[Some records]
· · · · ·
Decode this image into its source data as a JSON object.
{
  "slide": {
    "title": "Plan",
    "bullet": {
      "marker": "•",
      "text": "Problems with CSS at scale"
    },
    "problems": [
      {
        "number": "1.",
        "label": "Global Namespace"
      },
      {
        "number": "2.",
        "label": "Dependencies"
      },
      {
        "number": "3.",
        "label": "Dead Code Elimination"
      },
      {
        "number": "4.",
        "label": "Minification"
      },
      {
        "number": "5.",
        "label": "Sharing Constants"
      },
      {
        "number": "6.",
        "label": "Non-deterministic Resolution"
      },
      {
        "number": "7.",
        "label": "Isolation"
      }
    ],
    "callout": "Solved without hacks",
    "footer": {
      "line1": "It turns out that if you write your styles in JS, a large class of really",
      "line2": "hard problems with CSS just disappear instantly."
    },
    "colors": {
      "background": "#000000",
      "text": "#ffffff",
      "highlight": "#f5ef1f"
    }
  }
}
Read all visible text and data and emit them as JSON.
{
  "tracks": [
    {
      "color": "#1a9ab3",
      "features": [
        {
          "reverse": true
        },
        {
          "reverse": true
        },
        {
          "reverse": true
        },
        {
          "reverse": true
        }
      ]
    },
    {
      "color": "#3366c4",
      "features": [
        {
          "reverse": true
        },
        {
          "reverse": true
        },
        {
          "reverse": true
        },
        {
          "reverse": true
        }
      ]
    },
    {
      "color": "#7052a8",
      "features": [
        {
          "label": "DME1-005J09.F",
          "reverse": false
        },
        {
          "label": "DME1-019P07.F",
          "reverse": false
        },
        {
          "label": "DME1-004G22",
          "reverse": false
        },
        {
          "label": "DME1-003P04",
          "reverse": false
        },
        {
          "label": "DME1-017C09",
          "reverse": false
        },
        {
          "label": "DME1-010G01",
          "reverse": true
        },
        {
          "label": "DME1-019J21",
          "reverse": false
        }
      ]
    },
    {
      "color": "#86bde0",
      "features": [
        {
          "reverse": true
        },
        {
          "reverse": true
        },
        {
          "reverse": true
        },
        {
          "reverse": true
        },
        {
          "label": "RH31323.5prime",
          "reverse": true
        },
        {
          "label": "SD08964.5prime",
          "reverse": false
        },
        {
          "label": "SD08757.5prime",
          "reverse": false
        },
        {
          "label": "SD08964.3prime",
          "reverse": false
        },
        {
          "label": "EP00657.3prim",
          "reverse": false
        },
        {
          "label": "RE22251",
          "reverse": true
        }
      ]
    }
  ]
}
· · · · ·
### Set problem
Copy the material above back out, exactly as written.

### Answer to the exercise
Decode this image into its source data as a JSON object.
{
  "slide": {
    "title": "Plan",
    "bullet": {
      "marker": "•",
      "text": "Problems with CSS at scale"
    },
    "problems": [
      {
        "number": "1.",
        "label": "Global Namespace"
      },
      {
        "number": "2.",
        "label": "Dependencies"
      },
      {
        "number": "3.",
        "label": "Dead Code Elimination"
      },
      {
        "number": "4.",
        "label": "Minification"
      },
      {
        "number": "5.",
        "label": "Sharing Constants"
      },
      {
        "number": "6.",
        "label": "Non-deterministic Resolution"
      },
      {
        "number": "7.",
        "label": "Isolation"
      }
    ],
    "callout": "Solved without hacks",
    "footer": {
      "line1": "It turns out that if you write your styles in JS, a large class of really",
      "line2": "hard problems with CSS just disappear instantly."
    },
    "colors": {
      "background": "#000000",
      "text": "#ffffff",
      "highlight": "#f5ef1f"
    }
  }
}
Read all visible text and data and emit them as JSON.
{
  "tracks": [
    {
      "color": "#1a9ab3",
      "features": [
        {
          "reverse": true
        },
        {
          "reverse": true
        },
        {
          "reverse": true
        },
        {
          "reverse": true
        }
      ]
    },
    {
      "color": "#3366c4",
      "features": [
        {
          "reverse": true
        },
        {
          "reverse": true
        },
        {
          "reverse": true
        },
        {
          "reverse": true
        }
      ]
    },
    {
      "color": "#7052a8",
      "features": [
        {
          "label": "DME1-005J09.F",
          "reverse": false
        },
        {
          "label": "DME1-019P07.F",
          "reverse": false
        },
        {
          "label": "DME1-004G22",
          "reverse": false
        },
        {
          "label": "DME1-003P04",
          "reverse": false
        },
        {
          "label": "DME1-017C09",
          "reverse": false
        },
        {
          "label": "DME1-010G01",
          "reverse": true
        },
        {
          "label": "DME1-019J21",
          "reverse": false
        }
      ]
    },
    {
      "color": "#86bde0",
      "features": [
        {
          "reverse": true
        },
        {
          "reverse": true
        },
        {
          "reverse": true
        },
        {
          "reverse": true
        },
        {
          "label": "RH31323.5prime",
          "reverse": true
        },
        {
          "label": "SD08964.5prime",
          "reverse": false
        },
        {
          "label": "SD08757.5prime",
          "reverse": false
        },
        {
          "label": "SD08964.3prime",
          "reverse": false
        },
        {
          "label": "EP00657.3prim",
          "reverse": false
        },
        {
          "label": "RE22251",
          "reverse": true
        }
      ]
    }
  ]
}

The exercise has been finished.